What the task asks: Extract the records below word for word and ignore the images.

Structured figure records:
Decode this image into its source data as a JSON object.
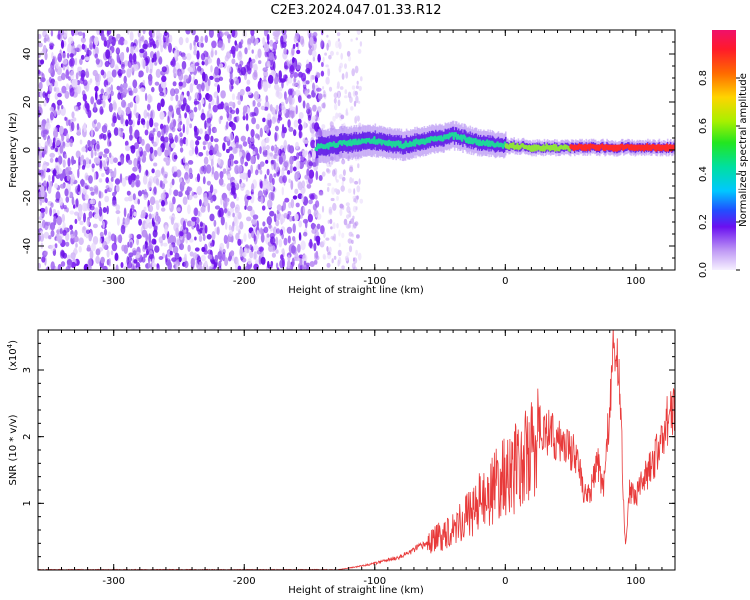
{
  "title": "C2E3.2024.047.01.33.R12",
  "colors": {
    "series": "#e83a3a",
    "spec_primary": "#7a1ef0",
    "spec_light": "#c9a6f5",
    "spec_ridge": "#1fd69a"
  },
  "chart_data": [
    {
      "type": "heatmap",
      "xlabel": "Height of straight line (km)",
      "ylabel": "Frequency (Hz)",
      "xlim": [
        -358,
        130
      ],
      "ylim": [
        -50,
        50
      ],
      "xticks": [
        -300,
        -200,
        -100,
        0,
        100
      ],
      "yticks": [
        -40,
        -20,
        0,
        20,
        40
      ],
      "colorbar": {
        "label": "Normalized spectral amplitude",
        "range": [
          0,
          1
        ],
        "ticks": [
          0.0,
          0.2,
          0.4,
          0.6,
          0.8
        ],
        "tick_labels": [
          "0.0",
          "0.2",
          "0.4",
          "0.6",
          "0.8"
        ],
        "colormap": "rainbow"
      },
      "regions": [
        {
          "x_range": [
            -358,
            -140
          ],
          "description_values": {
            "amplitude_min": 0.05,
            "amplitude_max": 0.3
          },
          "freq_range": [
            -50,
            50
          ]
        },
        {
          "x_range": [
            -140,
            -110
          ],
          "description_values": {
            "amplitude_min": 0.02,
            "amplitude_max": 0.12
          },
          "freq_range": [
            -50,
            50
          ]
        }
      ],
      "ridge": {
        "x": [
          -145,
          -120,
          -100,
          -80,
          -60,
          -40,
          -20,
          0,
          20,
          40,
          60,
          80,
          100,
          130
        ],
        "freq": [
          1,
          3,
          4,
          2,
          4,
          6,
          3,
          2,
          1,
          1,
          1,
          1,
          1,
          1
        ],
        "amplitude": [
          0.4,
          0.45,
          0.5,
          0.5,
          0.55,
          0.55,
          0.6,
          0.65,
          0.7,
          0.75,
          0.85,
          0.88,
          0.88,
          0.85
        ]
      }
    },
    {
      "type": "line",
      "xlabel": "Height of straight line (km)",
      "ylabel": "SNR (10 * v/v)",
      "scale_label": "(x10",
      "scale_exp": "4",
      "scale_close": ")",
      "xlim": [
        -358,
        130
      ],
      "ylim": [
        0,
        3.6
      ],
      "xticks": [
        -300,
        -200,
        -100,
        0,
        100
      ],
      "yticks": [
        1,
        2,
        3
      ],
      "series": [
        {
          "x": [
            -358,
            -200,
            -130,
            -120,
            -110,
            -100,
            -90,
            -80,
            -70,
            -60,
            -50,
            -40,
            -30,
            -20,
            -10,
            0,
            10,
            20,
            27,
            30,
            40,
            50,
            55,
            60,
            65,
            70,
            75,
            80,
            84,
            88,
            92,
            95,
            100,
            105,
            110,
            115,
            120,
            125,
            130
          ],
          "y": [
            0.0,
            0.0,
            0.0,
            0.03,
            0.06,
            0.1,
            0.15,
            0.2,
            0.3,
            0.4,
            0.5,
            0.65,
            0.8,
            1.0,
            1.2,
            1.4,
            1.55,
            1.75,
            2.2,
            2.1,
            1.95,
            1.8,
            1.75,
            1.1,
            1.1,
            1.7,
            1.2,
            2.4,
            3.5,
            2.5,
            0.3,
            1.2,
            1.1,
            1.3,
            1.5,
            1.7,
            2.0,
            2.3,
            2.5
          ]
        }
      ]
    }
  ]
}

Exercise output:
Decode this image into its source data as a JSON object.
{
  "title": "C2E3.2024.047.01.33.R12",
  "colors": {
    "series": "#e83a3a",
    "spec_primary": "#7a1ef0",
    "spec_light": "#c9a6f5",
    "spec_ridge": "#1fd69a"
  },
  "chart_data": [
    {
      "type": "heatmap",
      "xlabel": "Height of straight line (km)",
      "ylabel": "Frequency (Hz)",
      "xlim": [
        -358,
        130
      ],
      "ylim": [
        -50,
        50
      ],
      "xticks": [
        -300,
        -200,
        -100,
        0,
        100
      ],
      "yticks": [
        -40,
        -20,
        0,
        20,
        40
      ],
      "colorbar": {
        "label": "Normalized spectral amplitude",
        "range": [
          0,
          1
        ],
        "ticks": [
          0.0,
          0.2,
          0.4,
          0.6,
          0.8
        ],
        "tick_labels": [
          "0.0",
          "0.2",
          "0.4",
          "0.6",
          "0.8"
        ],
        "colormap": "rainbow"
      },
      "regions": [
        {
          "x_range": [
            -358,
            -140
          ],
          "description_values": {
            "amplitude_min": 0.05,
            "amplitude_max": 0.3
          },
          "freq_range": [
            -50,
            50
          ]
        },
        {
          "x_range": [
            -140,
            -110
          ],
          "description_values": {
            "amplitude_min": 0.02,
            "amplitude_max": 0.12
          },
          "freq_range": [
            -50,
            50
          ]
        }
      ],
      "ridge": {
        "x": [
          -145,
          -120,
          -100,
          -80,
          -60,
          -40,
          -20,
          0,
          20,
          40,
          60,
          80,
          100,
          130
        ],
        "freq": [
          1,
          3,
          4,
          2,
          4,
          6,
          3,
          2,
          1,
          1,
          1,
          1,
          1,
          1
        ],
        "amplitude": [
          0.4,
          0.45,
          0.5,
          0.5,
          0.55,
          0.55,
          0.6,
          0.65,
          0.7,
          0.75,
          0.85,
          0.88,
          0.88,
          0.85
        ]
      }
    },
    {
      "type": "line",
      "xlabel": "Height of straight line (km)",
      "ylabel": "SNR (10 * v/v)",
      "scale_label": "(x10",
      "scale_exp": "4",
      "scale_close": ")",
      "xlim": [
        -358,
        130
      ],
      "ylim": [
        0,
        3.6
      ],
      "xticks": [
        -300,
        -200,
        -100,
        0,
        100
      ],
      "yticks": [
        1,
        2,
        3
      ],
      "series": [
        {
          "x": [
            -358,
            -200,
            -130,
            -120,
            -110,
            -100,
            -90,
            -80,
            -70,
            -60,
            -50,
            -40,
            -30,
            -20,
            -10,
            0,
            10,
            20,
            27,
            30,
            40,
            50,
            55,
            60,
            65,
            70,
            75,
            80,
            84,
            88,
            92,
            95,
            100,
            105,
            110,
            115,
            120,
            125,
            130
          ],
          "y": [
            0.0,
            0.0,
            0.0,
            0.03,
            0.06,
            0.1,
            0.15,
            0.2,
            0.3,
            0.4,
            0.5,
            0.65,
            0.8,
            1.0,
            1.2,
            1.4,
            1.55,
            1.75,
            2.2,
            2.1,
            1.95,
            1.8,
            1.75,
            1.1,
            1.1,
            1.7,
            1.2,
            2.4,
            3.5,
            2.5,
            0.3,
            1.2,
            1.1,
            1.3,
            1.5,
            1.7,
            2.0,
            2.3,
            2.5
          ]
        }
      ]
    }
  ]
}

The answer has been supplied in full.